## TASK INSTRUCTIONS
Look through the lines below and extract each one that contains "interests".

## Collected data entries
/---

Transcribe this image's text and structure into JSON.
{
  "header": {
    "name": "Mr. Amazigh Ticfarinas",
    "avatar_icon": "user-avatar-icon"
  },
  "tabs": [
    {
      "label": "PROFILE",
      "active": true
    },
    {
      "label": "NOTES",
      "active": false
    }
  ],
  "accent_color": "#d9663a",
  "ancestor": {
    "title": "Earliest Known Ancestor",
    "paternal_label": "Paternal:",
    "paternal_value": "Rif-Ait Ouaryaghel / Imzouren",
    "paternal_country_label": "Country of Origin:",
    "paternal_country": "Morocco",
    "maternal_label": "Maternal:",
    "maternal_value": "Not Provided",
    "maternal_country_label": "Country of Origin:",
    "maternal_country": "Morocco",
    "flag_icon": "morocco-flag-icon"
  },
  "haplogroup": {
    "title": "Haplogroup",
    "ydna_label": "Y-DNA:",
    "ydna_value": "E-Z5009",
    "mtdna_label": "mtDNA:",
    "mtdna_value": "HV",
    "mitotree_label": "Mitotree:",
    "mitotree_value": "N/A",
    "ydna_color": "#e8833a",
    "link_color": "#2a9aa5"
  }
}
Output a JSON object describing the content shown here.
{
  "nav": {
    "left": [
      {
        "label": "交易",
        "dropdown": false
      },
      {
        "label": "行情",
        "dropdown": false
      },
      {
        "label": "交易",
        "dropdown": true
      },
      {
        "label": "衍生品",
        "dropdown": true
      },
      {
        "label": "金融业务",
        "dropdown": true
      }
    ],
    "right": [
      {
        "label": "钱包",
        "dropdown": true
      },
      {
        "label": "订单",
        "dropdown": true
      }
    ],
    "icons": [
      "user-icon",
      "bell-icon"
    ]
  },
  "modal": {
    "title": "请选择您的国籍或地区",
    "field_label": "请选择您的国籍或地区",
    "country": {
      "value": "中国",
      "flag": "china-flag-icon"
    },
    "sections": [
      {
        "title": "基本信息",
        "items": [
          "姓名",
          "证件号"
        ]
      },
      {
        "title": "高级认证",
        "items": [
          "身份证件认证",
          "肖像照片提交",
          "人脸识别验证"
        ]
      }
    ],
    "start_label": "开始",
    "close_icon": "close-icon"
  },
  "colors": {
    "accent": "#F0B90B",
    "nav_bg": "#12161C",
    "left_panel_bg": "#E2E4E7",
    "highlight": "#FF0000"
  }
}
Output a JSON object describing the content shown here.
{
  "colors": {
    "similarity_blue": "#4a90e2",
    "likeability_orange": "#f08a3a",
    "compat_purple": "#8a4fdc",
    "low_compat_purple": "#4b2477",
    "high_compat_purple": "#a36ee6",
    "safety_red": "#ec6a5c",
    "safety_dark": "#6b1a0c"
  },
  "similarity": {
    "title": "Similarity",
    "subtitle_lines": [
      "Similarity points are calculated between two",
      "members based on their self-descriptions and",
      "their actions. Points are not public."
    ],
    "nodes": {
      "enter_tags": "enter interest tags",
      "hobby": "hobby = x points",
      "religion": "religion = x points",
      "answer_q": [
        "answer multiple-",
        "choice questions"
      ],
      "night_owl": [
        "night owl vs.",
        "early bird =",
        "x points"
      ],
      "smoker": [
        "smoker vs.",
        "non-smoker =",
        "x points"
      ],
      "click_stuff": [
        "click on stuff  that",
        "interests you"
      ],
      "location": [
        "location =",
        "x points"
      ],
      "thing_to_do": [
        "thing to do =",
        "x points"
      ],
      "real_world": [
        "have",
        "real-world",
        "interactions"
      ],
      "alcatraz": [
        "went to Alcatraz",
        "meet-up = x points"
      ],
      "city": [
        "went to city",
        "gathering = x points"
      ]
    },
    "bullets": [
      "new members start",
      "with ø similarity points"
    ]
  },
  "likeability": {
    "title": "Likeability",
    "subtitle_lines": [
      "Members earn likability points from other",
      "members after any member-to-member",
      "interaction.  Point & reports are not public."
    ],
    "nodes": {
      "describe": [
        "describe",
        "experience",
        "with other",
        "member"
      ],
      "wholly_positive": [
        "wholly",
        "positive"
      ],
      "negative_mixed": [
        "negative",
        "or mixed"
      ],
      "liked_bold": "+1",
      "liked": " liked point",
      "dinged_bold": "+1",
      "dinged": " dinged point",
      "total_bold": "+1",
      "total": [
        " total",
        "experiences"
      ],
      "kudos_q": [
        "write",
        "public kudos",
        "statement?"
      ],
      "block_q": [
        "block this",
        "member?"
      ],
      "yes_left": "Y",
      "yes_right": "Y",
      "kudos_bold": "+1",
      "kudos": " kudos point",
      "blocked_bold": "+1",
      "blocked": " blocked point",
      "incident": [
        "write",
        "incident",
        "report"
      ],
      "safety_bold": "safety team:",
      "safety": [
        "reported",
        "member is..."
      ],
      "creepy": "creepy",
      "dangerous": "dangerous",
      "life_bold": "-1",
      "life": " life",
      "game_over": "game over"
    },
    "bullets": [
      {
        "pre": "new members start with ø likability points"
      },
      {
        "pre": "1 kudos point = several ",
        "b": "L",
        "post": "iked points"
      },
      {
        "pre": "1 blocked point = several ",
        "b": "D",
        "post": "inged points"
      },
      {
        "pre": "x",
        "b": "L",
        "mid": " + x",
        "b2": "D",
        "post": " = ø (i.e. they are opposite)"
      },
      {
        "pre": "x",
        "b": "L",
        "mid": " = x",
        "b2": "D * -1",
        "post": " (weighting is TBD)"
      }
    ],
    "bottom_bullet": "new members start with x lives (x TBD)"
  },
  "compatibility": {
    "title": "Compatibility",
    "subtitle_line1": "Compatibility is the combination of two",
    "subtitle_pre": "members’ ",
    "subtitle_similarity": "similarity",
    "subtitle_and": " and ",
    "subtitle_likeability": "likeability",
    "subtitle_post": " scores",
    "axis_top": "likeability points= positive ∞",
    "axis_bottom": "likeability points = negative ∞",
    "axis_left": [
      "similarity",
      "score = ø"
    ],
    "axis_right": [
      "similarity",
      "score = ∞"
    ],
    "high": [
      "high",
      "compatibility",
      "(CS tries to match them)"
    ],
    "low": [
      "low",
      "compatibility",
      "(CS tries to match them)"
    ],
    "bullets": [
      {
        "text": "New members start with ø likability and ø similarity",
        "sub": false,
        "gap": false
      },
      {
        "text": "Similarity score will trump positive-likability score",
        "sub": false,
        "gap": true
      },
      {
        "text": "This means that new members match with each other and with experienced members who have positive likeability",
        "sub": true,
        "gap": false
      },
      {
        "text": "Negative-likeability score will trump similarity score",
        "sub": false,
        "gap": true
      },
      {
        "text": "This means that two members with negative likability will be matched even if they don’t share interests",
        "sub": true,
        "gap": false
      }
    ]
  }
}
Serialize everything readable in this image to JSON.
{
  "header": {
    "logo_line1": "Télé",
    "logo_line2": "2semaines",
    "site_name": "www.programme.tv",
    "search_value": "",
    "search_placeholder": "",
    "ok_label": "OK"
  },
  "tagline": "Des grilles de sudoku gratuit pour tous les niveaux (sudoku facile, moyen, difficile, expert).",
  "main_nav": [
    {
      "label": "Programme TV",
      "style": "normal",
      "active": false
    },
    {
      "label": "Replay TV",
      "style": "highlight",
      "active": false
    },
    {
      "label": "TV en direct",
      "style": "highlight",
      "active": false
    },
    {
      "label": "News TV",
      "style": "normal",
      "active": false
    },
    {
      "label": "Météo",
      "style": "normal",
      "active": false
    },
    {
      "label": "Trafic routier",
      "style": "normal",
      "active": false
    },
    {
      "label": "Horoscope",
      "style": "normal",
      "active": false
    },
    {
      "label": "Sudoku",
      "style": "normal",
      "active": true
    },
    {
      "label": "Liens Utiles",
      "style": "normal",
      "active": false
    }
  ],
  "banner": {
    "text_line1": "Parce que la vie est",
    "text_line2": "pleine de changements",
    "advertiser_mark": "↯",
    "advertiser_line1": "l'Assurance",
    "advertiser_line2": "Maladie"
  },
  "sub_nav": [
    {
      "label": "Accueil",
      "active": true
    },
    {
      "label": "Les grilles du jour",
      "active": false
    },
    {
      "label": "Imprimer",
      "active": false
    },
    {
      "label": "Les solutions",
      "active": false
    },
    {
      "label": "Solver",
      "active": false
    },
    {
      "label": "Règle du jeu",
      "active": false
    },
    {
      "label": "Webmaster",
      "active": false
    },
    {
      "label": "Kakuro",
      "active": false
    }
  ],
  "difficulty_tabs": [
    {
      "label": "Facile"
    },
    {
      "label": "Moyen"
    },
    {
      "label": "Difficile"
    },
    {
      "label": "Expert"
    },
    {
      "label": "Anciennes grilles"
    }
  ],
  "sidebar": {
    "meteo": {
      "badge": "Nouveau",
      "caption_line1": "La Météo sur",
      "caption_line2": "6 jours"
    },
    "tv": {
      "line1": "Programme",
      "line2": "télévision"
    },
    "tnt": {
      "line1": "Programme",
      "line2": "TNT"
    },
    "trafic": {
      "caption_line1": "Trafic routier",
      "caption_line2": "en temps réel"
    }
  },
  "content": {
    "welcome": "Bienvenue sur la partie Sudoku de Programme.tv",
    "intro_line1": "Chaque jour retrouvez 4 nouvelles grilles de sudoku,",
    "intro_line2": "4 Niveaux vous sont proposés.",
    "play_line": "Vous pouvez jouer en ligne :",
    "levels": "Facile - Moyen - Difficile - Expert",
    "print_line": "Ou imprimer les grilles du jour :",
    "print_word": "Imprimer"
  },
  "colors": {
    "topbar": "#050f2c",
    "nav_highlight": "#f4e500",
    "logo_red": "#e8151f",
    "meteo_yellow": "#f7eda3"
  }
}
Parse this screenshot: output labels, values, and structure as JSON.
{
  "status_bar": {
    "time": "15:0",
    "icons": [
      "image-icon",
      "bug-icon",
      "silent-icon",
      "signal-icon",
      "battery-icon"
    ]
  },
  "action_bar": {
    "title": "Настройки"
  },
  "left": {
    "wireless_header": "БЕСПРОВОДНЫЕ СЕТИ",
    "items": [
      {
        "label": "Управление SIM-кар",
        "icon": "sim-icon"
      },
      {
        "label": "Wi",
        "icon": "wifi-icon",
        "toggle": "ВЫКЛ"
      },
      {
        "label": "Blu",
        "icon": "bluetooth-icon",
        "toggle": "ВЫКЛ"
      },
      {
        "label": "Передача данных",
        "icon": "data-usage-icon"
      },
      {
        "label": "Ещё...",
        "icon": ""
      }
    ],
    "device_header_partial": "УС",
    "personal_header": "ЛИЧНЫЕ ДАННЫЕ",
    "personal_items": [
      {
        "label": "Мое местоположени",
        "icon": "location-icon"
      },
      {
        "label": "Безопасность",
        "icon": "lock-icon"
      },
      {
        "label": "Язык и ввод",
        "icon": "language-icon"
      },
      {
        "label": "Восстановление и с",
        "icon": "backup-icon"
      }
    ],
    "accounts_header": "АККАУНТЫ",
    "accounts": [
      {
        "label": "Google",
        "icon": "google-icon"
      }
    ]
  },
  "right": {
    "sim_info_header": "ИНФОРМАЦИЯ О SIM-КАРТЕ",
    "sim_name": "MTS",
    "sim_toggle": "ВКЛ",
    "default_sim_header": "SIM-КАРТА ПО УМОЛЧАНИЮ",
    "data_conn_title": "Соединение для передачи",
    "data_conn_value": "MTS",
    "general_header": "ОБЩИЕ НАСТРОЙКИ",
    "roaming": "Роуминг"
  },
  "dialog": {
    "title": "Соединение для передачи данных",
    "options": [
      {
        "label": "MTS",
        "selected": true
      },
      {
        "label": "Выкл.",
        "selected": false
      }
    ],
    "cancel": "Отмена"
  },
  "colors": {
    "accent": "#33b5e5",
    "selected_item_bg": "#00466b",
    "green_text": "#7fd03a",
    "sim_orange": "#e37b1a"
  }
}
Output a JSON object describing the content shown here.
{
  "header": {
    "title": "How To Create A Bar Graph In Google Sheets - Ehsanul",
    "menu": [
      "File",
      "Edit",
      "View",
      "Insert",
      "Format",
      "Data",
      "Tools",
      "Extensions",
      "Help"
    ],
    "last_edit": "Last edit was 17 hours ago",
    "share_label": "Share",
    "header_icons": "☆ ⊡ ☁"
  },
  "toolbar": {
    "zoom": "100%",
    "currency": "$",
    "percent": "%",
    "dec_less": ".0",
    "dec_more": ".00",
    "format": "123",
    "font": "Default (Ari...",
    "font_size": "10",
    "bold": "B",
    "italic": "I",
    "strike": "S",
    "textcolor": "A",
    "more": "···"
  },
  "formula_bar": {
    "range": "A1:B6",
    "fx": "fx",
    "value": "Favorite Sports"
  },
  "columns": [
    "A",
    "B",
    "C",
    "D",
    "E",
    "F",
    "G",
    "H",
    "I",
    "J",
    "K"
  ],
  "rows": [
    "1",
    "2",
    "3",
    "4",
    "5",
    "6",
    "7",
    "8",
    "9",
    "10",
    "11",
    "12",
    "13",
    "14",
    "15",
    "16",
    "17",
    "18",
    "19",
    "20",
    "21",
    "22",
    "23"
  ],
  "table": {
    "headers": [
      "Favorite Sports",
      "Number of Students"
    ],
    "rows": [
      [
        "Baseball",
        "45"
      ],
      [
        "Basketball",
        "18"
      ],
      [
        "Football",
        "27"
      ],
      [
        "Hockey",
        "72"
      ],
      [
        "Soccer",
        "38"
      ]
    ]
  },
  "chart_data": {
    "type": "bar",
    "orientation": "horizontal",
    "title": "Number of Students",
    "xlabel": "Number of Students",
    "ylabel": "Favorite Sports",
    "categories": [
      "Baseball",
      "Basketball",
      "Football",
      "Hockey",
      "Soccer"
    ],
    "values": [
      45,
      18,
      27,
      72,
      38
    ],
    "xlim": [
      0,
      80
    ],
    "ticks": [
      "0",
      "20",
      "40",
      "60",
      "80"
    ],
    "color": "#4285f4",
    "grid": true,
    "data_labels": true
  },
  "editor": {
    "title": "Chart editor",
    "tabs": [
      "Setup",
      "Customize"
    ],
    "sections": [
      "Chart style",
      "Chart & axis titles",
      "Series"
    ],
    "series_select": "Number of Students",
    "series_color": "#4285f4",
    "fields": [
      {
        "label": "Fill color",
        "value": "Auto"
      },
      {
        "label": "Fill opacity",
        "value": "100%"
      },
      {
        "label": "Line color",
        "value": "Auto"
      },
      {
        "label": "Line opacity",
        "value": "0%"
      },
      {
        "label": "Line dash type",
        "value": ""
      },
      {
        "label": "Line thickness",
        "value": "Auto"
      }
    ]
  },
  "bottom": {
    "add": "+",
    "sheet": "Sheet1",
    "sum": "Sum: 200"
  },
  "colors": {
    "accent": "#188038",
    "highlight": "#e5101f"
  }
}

\---

## REPLY TO THE EXERCISE
        "interests you"
        "text": "This means that two members with negative likability will be matched even if they don’t share interests",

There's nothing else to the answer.